(Excerpt from a dataset)
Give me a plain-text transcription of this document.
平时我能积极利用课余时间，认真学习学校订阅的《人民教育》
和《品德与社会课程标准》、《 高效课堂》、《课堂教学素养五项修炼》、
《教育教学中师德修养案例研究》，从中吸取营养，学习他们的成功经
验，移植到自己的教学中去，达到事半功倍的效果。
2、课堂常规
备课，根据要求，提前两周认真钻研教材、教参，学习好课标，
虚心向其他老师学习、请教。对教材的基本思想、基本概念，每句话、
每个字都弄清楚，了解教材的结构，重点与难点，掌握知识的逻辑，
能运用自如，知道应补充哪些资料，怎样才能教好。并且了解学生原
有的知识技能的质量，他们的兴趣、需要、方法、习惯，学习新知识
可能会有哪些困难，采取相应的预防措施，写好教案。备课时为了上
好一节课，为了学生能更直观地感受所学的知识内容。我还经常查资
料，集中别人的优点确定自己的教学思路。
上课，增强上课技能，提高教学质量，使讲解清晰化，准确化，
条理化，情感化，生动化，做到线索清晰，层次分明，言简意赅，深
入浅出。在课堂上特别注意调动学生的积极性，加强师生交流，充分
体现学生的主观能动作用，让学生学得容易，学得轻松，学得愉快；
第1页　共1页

INSTRUCTION → Repeat all the entries exactly as given.

COMPLETED TASK →
Give me a plain-text transcription of this document.
平时我能积极利用课余时间，认真学习学校订阅的《人民教育》
和《品德与社会课程标准》、《 高效课堂》、《课堂教学素养五项修炼》、
《教育教学中师德修养案例研究》，从中吸取营养，学习他们的成功经
验，移植到自己的教学中去，达到事半功倍的效果。
2、课堂常规
备课，根据要求，提前两周认真钻研教材、教参，学习好课标，
虚心向其他老师学习、请教。对教材的基本思想、基本概念，每句话、
每个字都弄清楚，了解教材的结构，重点与难点，掌握知识的逻辑，
能运用自如，知道应补充哪些资料，怎样才能教好。并且了解学生原
有的知识技能的质量，他们的兴趣、需要、方法、习惯，学习新知识
可能会有哪些困难，采取相应的预防措施，写好教案。备课时为了上
好一节课，为了学生能更直观地感受所学的知识内容。我还经常查资
料，集中别人的优点确定自己的教学思路。
上课，增强上课技能，提高教学质量，使讲解清晰化，准确化，
条理化，情感化，生动化，做到线索清晰，层次分明，言简意赅，深
入浅出。在课堂上特别注意调动学生的积极性，加强师生交流，充分
体现学生的主观能动作用，让学生学得容易，学得轻松，学得愉快；
第1页　共1页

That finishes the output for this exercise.